### READING PASSAGE
In Python, the heapq module provides a min heap, so we negate all values to simulate a max heap. When we extract the minimum of the negated values, we are actually extracting the maximum of the original values.

This approach is both conceptually elegant and efficient: the heap automatically maintains the ordering as elements are extracted and inserted, with no wasted work.

Step-by-Step Explanation

Let's trace through stones = [2, 7, 4, 1, 8, 1]:

Step 1: Build a max heap from the stones → [8, 7, 4, 1, 2, 1]. The largest value (8) is at the root.

Step 2: Extract max → 8. Heap re-balances to [7, 2, 4, 1, 1].

Step 3: Extract max → 7. Heap becomes [4, 2, 1, 1].

Step 4: Smash 8 and 7. Not equal: 8 - 7 = 1. Insert 1 back into the heap → [4, 2, 1, 1, 1]. The heap property is maintained after insertion.

Step 5: Extract max → 4. Heap becomes [2, 1, 1, 1].

Step 6: Extract max → 2. Heap becomes [1, 1, 1].

Step 7: Smash 4 and 2. Not equal: 4 - 2 = 2. Insert 2 → [2, 1, 1, 1].

Step 8: Extract max → 2. Heap becomes [1, 1, 1].

Step 9: Extract max → 1. Heap becomes [1, 1].

Step 10: Smash 2 and 1. Not equal: 2 - 1 = 1. Insert 1 → [1, 1, 1].

Step 11: Extract max → 1. Heap becomes [1, 1].

Step 12: Extract max → 1. Heap becomes [1].

### INFORMATION GIVEN

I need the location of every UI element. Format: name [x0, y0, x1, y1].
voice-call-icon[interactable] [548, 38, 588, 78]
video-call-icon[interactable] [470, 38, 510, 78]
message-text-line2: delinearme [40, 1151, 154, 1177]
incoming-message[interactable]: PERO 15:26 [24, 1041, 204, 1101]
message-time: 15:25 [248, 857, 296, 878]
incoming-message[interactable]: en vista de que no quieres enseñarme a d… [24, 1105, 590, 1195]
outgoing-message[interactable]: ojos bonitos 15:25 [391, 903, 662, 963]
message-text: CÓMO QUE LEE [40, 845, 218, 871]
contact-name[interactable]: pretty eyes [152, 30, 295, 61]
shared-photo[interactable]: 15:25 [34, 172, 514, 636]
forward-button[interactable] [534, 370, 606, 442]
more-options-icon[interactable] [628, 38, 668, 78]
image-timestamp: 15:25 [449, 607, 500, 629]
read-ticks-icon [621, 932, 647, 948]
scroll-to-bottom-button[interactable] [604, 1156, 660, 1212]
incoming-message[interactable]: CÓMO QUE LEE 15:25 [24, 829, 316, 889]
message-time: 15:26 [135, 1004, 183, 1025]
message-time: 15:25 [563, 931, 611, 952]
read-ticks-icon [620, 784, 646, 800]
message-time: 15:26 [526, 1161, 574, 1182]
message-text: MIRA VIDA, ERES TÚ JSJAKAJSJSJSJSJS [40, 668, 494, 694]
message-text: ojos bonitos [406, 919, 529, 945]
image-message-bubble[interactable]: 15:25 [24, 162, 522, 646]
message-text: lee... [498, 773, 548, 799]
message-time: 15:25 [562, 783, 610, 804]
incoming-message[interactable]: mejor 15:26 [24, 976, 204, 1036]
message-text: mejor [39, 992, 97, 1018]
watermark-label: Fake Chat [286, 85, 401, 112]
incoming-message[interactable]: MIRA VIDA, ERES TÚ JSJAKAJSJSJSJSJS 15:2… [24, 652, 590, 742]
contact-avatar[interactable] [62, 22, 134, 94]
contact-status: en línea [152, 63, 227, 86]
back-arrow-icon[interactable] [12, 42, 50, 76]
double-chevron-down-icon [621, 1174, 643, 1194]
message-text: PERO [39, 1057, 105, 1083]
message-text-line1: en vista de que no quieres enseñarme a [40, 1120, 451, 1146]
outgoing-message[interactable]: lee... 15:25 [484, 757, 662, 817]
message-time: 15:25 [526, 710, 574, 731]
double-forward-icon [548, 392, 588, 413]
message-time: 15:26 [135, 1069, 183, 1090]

### WHAT THIS EXERCISE ASKS
**a)** Reproduce the part of the stone-smashing heap walkthrough from "Step 5: Extract" up to and including "Insert 1 → [1, 1, 1].".
**b)** Continue the stone-smashing heap walkthrough from the point where it stops.

### ANSWER SECTION
**a)**
Step 5: Extract max → 4. Heap becomes [2, 1, 1, 1].

Step 6: Extract max → 2. Heap becomes [1, 1, 1].

Step 7: Smash 4 and 2. Not equal: 4 - 2 = 2. Insert 2 → [2, 1, 1, 1].

Step 8: Extract max → 2. Heap becomes [1, 1, 1].

Step 9: Extract max → 1. Heap becomes [1, 1].

Step 10: Smash 2 and 1. Not equal: 2 - 1 = 1. Insert 1 → [1, 1, 1].

**b)**
Step 13: Smash 1 and 1. Equal — both destroyed. Do not insert anything.

Step 14: Heap has 1 element left. Return 1.

Max Heap — Extract Two Heaviest, Smash, Re-Insert — Watch how the max heap always keeps the heaviest stone at the root, making extraction O(log n) instead of requiring a full sort each round.

Algorithm

  1. Build a max heap from all stone weights (O(n) heapify)
  2. While the heap has more than 1 element:
    a. Extract the maximum element y (heaviest stone)
    b. Extract the new maximum element x (second heaviest)
    c. If x ≠ y, insert y - x back into the heap
    d. If x == y, do nothing (both stones destroyed)
  3. If the heap is empty, return 0
  4. Otherwise return the single remaining element

Note for Python: Python's heapq module only supports a min heap. To simulate a max heap, negate all values when inserting and negate again when extracting.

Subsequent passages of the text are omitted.